- _GIVEN REQUEST_: Report, word for word, every line of the material that contains "автомобильной".

- _DATASET_:
================================
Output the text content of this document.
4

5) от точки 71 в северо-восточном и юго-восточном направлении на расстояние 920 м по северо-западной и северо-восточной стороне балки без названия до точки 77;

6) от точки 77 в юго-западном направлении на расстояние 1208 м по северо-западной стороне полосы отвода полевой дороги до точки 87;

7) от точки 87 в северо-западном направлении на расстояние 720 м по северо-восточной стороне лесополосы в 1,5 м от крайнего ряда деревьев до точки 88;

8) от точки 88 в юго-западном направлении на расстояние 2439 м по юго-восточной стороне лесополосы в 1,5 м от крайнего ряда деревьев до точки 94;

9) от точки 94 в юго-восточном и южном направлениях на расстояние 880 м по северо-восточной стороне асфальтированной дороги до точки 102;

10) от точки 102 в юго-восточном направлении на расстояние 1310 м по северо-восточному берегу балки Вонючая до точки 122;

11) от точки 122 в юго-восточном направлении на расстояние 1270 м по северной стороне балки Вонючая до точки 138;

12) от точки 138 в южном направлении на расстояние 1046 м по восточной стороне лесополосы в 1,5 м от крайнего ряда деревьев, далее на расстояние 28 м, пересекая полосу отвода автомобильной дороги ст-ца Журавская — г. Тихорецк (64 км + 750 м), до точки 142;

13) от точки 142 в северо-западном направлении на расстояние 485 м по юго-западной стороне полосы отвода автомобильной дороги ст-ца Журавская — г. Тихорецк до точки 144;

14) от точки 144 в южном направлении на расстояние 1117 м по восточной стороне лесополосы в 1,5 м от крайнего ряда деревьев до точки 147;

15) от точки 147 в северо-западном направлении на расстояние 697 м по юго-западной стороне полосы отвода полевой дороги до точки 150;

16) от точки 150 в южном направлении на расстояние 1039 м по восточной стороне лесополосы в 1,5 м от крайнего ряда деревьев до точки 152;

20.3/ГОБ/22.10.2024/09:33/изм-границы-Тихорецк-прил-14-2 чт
================================
- _ANSWER FOR THIS EXERCISE_:
12) от точки 138 в южном направлении на расстояние 1046 м по восточной стороне лесополосы в 1,5 м от крайнего ряда деревьев, далее на расстояние 28 м, пересекая полосу отвода автомобильной дороги ст-ца Журавская — г. Тихорецк (64 км + 750 м), до точки 142;
13) от точки 142 в северо-западном направлении на расстояние 485 м по юго-западной стороне полосы отвода автомобильной дороги ст-ца Журавская — г. Тихорецк до точки 144;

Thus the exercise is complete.